_PROBLEM REQUIREMENTS:_
Using the material that follows, identify and copy each line with the string "DELIVERING".

_EXERCISE INPUTS:_
------------------------------------------------
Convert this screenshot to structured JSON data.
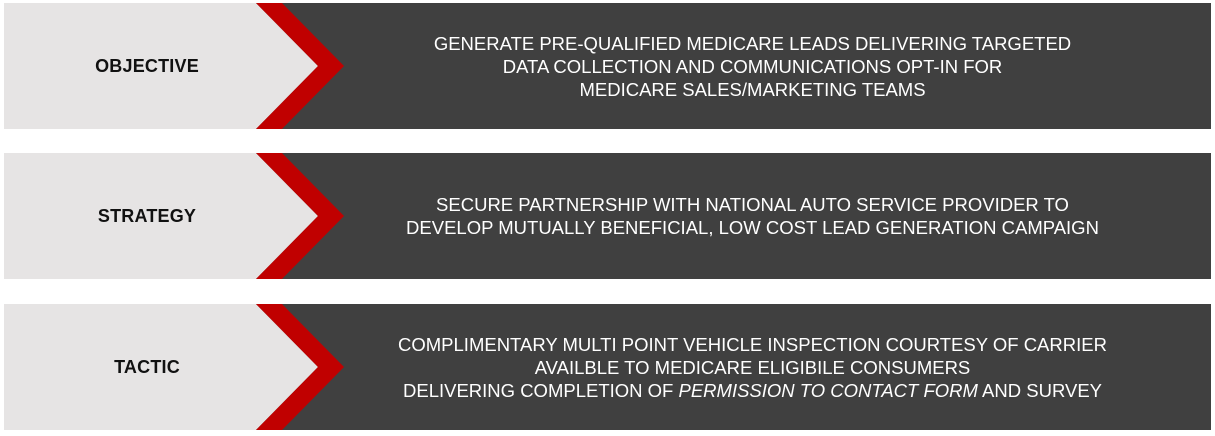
{
  "colors": {
    "label_bg": "#e6e4e4",
    "content_bg": "#404040",
    "chevron": "#c00000",
    "label_text": "#111111",
    "content_text": "#ffffff"
  },
  "rows": [
    {
      "label": "OBJECTIVE",
      "lines": [
        "GENERATE PRE-QUALIFIED MEDICARE LEADS DELIVERING TARGETED",
        "DATA COLLECTION AND COMMUNICATIONS OPT-IN FOR",
        "MEDICARE SALES/MARKETING TEAMS"
      ]
    },
    {
      "label": "STRATEGY",
      "lines": [
        "SECURE PARTNERSHIP WITH NATIONAL AUTO SERVICE PROVIDER TO",
        "DEVELOP MUTUALLY BENEFICIAL, LOW COST LEAD GENERATION CAMPAIGN"
      ]
    },
    {
      "label": "TACTIC",
      "lines": [
        "COMPLIMENTARY MULTI POINT VEHICLE INSPECTION COURTESY OF CARRIER",
        "AVAILBLE TO MEDICARE ELIGIBILE CONSUMERS"
      ],
      "last_line": {
        "before": "DELIVERING COMPLETION OF ",
        "italic": "PERMISSION TO CONTACT FORM",
        "after": " AND SURVEY"
      }
    }
  ]
}
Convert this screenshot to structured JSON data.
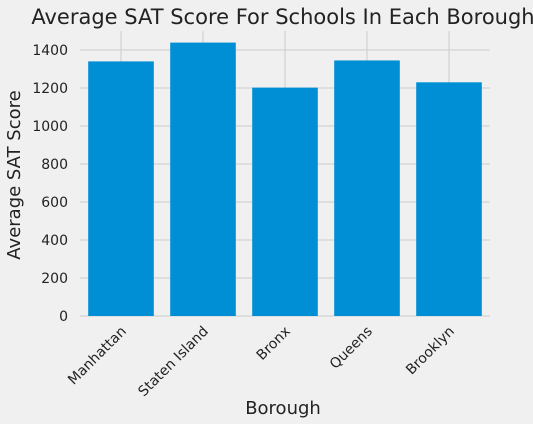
{
  "chart_data": {
    "type": "bar",
    "title": "Average SAT Score For Schools In Each Borough",
    "xlabel": "Borough",
    "ylabel": "Average SAT Score",
    "categories": [
      "Manhattan",
      "Staten Island",
      "Bronx",
      "Queens",
      "Brooklyn"
    ],
    "values": [
      1340,
      1439,
      1202,
      1345,
      1230
    ],
    "ylim": [
      0,
      1500
    ],
    "yticks": [
      0,
      200,
      400,
      600,
      800,
      1000,
      1200,
      1400
    ],
    "grid": true,
    "bar_color": "#008fd5",
    "background_color": "#f0f0f0"
  }
}
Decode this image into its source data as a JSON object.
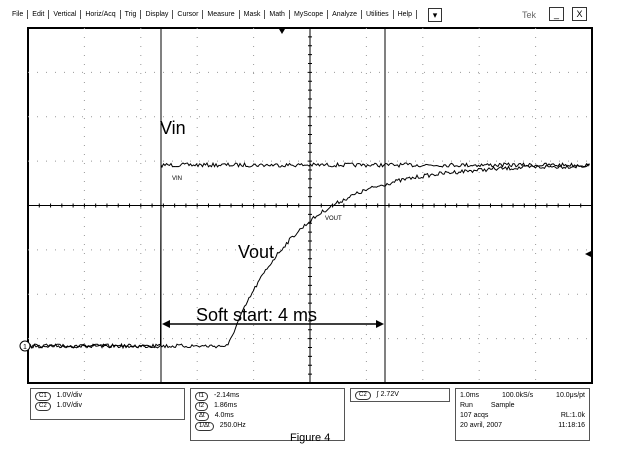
{
  "menu": [
    "File",
    "Edit",
    "Vertical",
    "Horiz/Acq",
    "Trig",
    "Display",
    "Cursor",
    "Measure",
    "Mask",
    "Math",
    "MyScope",
    "Analyze",
    "Utilities",
    "Help"
  ],
  "window": {
    "brand": "Tek",
    "minimize": "_",
    "close": "X",
    "dropdown": "▾"
  },
  "screen": {
    "trace_labels": [
      "VIN",
      "VOUT"
    ],
    "ground_marker": "1",
    "annotations": {
      "vin": "Vin",
      "vout": "Vout",
      "soft_start": "Soft start: 4 ms"
    }
  },
  "channels": [
    {
      "id": "C1",
      "scale": "1.0V/div"
    },
    {
      "id": "C2",
      "scale": "1.0V/div"
    }
  ],
  "cursors": [
    {
      "label": "t1",
      "value": "-2.14ms"
    },
    {
      "label": "t2",
      "value": "1.86ms"
    },
    {
      "label": "Δt",
      "value": "4.0ms"
    },
    {
      "label": "1/Δt",
      "value": "250.0Hz"
    }
  ],
  "trigger": {
    "channel": "C2",
    "slope": "∫",
    "level": "2.72V"
  },
  "acquisition": {
    "timebase": "1.0ms",
    "rate": "100.0kS/s",
    "resolution": "10.0μs/pt",
    "state": "Run",
    "mode": "Sample",
    "acqs": "107 acqs",
    "record": "RL:1.0k",
    "date": "20 avril, 2007",
    "time": "11:18:16"
  },
  "caption": "Figure 4"
}
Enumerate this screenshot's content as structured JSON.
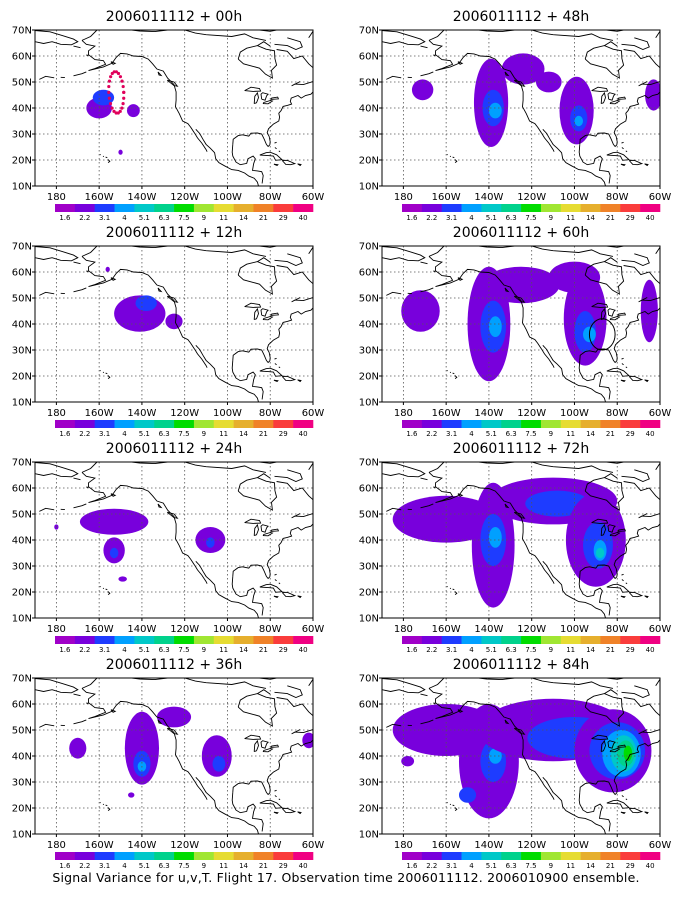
{
  "figure": {
    "caption": "Signal Variance for u,v,T. Flight 17. Observation time 2006011112. 2006010900 ensemble.",
    "lat_labels": [
      "10N",
      "20N",
      "30N",
      "40N",
      "50N",
      "60N",
      "70N"
    ],
    "lon_labels": [
      "180",
      "160W",
      "140W",
      "120W",
      "100W",
      "80W",
      "60W"
    ],
    "colorbar": {
      "labels": [
        "1.6",
        "2.2",
        "3.1",
        "4",
        "5.1",
        "6.3",
        "7.5",
        "9",
        "11",
        "14",
        "21",
        "29",
        "40"
      ],
      "colors": [
        "#a000c8",
        "#7800dc",
        "#1e3cff",
        "#00a0ff",
        "#00c8c8",
        "#00d28c",
        "#00dc00",
        "#a0e632",
        "#e6dc32",
        "#e6af2d",
        "#f08228",
        "#fa3c3c",
        "#f00082"
      ]
    },
    "panels": [
      {
        "title": "2006011112 + 00h",
        "blobs": [
          {
            "cx": -160,
            "cy": 40,
            "rx": 6,
            "ry": 4,
            "l": 1
          },
          {
            "cx": -158,
            "cy": 44,
            "rx": 5,
            "ry": 3,
            "l": 2
          },
          {
            "cx": -144,
            "cy": 39,
            "rx": 3,
            "ry": 2.5,
            "l": 1
          },
          {
            "cx": -150,
            "cy": 23,
            "rx": 1,
            "ry": 1,
            "l": 1
          }
        ],
        "track": true,
        "circle": null
      },
      {
        "title": "2006011112 + 48h",
        "blobs": [
          {
            "cx": -171,
            "cy": 47,
            "rx": 5,
            "ry": 4,
            "l": 1
          },
          {
            "cx": -139,
            "cy": 42,
            "rx": 8,
            "ry": 17,
            "l": 1
          },
          {
            "cx": -138,
            "cy": 40,
            "rx": 5,
            "ry": 7,
            "l": 2
          },
          {
            "cx": -137,
            "cy": 39,
            "rx": 3,
            "ry": 3,
            "l": 3
          },
          {
            "cx": -124,
            "cy": 55,
            "rx": 10,
            "ry": 6,
            "l": 1
          },
          {
            "cx": -99,
            "cy": 39,
            "rx": 8,
            "ry": 13,
            "l": 1
          },
          {
            "cx": -98,
            "cy": 36,
            "rx": 4,
            "ry": 5,
            "l": 2
          },
          {
            "cx": -98,
            "cy": 35,
            "rx": 2,
            "ry": 2,
            "l": 3
          },
          {
            "cx": -63,
            "cy": 45,
            "rx": 4,
            "ry": 6,
            "l": 1
          },
          {
            "cx": -112,
            "cy": 50,
            "rx": 6,
            "ry": 4,
            "l": 1
          }
        ],
        "track": false,
        "circle": null
      },
      {
        "title": "2006011112 + 12h",
        "blobs": [
          {
            "cx": -141,
            "cy": 44,
            "rx": 12,
            "ry": 7,
            "l": 1
          },
          {
            "cx": -138,
            "cy": 48,
            "rx": 5,
            "ry": 3,
            "l": 2
          },
          {
            "cx": -125,
            "cy": 41,
            "rx": 4,
            "ry": 3,
            "l": 1
          },
          {
            "cx": -156,
            "cy": 61,
            "rx": 1,
            "ry": 1,
            "l": 1
          }
        ],
        "track": false,
        "circle": null
      },
      {
        "title": "2006011112 + 60h",
        "blobs": [
          {
            "cx": -172,
            "cy": 45,
            "rx": 9,
            "ry": 8,
            "l": 1
          },
          {
            "cx": -140,
            "cy": 40,
            "rx": 10,
            "ry": 22,
            "l": 1
          },
          {
            "cx": -138,
            "cy": 39,
            "rx": 6,
            "ry": 10,
            "l": 2
          },
          {
            "cx": -137,
            "cy": 39,
            "rx": 3,
            "ry": 4,
            "l": 3
          },
          {
            "cx": -125,
            "cy": 55,
            "rx": 18,
            "ry": 7,
            "l": 1
          },
          {
            "cx": -95,
            "cy": 42,
            "rx": 10,
            "ry": 18,
            "l": 1
          },
          {
            "cx": -95,
            "cy": 37,
            "rx": 5,
            "ry": 8,
            "l": 2
          },
          {
            "cx": -93,
            "cy": 36,
            "rx": 3,
            "ry": 3,
            "l": 3
          },
          {
            "cx": -100,
            "cy": 58,
            "rx": 12,
            "ry": 6,
            "l": 1
          },
          {
            "cx": -65,
            "cy": 45,
            "rx": 4,
            "ry": 12,
            "l": 1
          }
        ],
        "track": false,
        "circle": {
          "cx": -87,
          "cy": 36,
          "r": 6
        }
      },
      {
        "title": "2006011112 + 24h",
        "blobs": [
          {
            "cx": -153,
            "cy": 47,
            "rx": 16,
            "ry": 5,
            "l": 1
          },
          {
            "cx": -153,
            "cy": 36,
            "rx": 5,
            "ry": 5,
            "l": 1
          },
          {
            "cx": -153,
            "cy": 35,
            "rx": 2,
            "ry": 2,
            "l": 2
          },
          {
            "cx": -108,
            "cy": 40,
            "rx": 7,
            "ry": 5,
            "l": 1
          },
          {
            "cx": -108,
            "cy": 39,
            "rx": 2,
            "ry": 2,
            "l": 2
          },
          {
            "cx": -149,
            "cy": 25,
            "rx": 2,
            "ry": 1,
            "l": 1
          },
          {
            "cx": -180,
            "cy": 45,
            "rx": 1,
            "ry": 1,
            "l": 1
          }
        ],
        "track": false,
        "circle": null
      },
      {
        "title": "2006011112 + 72h",
        "blobs": [
          {
            "cx": -160,
            "cy": 48,
            "rx": 25,
            "ry": 9,
            "l": 1
          },
          {
            "cx": -138,
            "cy": 38,
            "rx": 10,
            "ry": 24,
            "l": 1
          },
          {
            "cx": -138,
            "cy": 40,
            "rx": 6,
            "ry": 10,
            "l": 2
          },
          {
            "cx": -137,
            "cy": 41,
            "rx": 3,
            "ry": 4,
            "l": 3
          },
          {
            "cx": -110,
            "cy": 55,
            "rx": 30,
            "ry": 9,
            "l": 1
          },
          {
            "cx": -108,
            "cy": 54,
            "rx": 15,
            "ry": 5,
            "l": 2
          },
          {
            "cx": -90,
            "cy": 40,
            "rx": 14,
            "ry": 18,
            "l": 1
          },
          {
            "cx": -89,
            "cy": 38,
            "rx": 7,
            "ry": 9,
            "l": 2
          },
          {
            "cx": -88,
            "cy": 36,
            "rx": 3,
            "ry": 4,
            "l": 3
          },
          {
            "cx": -88,
            "cy": 35,
            "rx": 2,
            "ry": 2,
            "l": 4
          }
        ],
        "track": false,
        "circle": null
      },
      {
        "title": "2006011112 + 36h",
        "blobs": [
          {
            "cx": -170,
            "cy": 43,
            "rx": 4,
            "ry": 4,
            "l": 1
          },
          {
            "cx": -140,
            "cy": 43,
            "rx": 8,
            "ry": 14,
            "l": 1
          },
          {
            "cx": -140,
            "cy": 37,
            "rx": 4,
            "ry": 5,
            "l": 2
          },
          {
            "cx": -140,
            "cy": 36,
            "rx": 2,
            "ry": 2,
            "l": 3
          },
          {
            "cx": -105,
            "cy": 40,
            "rx": 7,
            "ry": 8,
            "l": 1
          },
          {
            "cx": -104,
            "cy": 37,
            "rx": 3,
            "ry": 3,
            "l": 2
          },
          {
            "cx": -125,
            "cy": 55,
            "rx": 8,
            "ry": 4,
            "l": 1
          },
          {
            "cx": -62,
            "cy": 46,
            "rx": 3,
            "ry": 3,
            "l": 1
          },
          {
            "cx": -145,
            "cy": 25,
            "rx": 1.5,
            "ry": 1,
            "l": 1
          }
        ],
        "track": false,
        "circle": null
      },
      {
        "title": "2006011112 + 84h",
        "blobs": [
          {
            "cx": -160,
            "cy": 50,
            "rx": 25,
            "ry": 10,
            "l": 1
          },
          {
            "cx": -178,
            "cy": 38,
            "rx": 3,
            "ry": 2,
            "l": 1
          },
          {
            "cx": -140,
            "cy": 38,
            "rx": 14,
            "ry": 22,
            "l": 1
          },
          {
            "cx": -138,
            "cy": 38,
            "rx": 6,
            "ry": 8,
            "l": 2
          },
          {
            "cx": -137,
            "cy": 40,
            "rx": 3,
            "ry": 3,
            "l": 3
          },
          {
            "cx": -150,
            "cy": 25,
            "rx": 4,
            "ry": 3,
            "l": 2
          },
          {
            "cx": -110,
            "cy": 50,
            "rx": 35,
            "ry": 12,
            "l": 1
          },
          {
            "cx": -100,
            "cy": 47,
            "rx": 22,
            "ry": 8,
            "l": 2
          },
          {
            "cx": -82,
            "cy": 42,
            "rx": 18,
            "ry": 16,
            "l": 1
          },
          {
            "cx": -80,
            "cy": 42,
            "rx": 13,
            "ry": 11,
            "l": 2
          },
          {
            "cx": -78,
            "cy": 41,
            "rx": 9,
            "ry": 9,
            "l": 3
          },
          {
            "cx": -77,
            "cy": 41,
            "rx": 6,
            "ry": 7,
            "l": 4
          },
          {
            "cx": -76,
            "cy": 41,
            "rx": 4,
            "ry": 5,
            "l": 5
          },
          {
            "cx": -75,
            "cy": 41,
            "rx": 2,
            "ry": 3,
            "l": 6
          }
        ],
        "track": false,
        "circle": null
      }
    ]
  }
}
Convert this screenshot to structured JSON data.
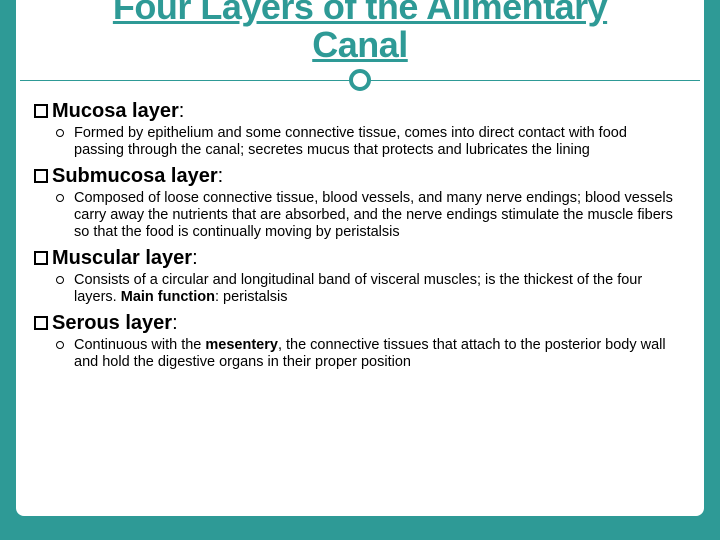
------------------------------------------------
_THE OUTPUT:_
        "GENERATE PRE-QUALIFIED MEDICARE LEADS DELIVERING TARGETED",
        "before": "DELIVERING COMPLETION OF ",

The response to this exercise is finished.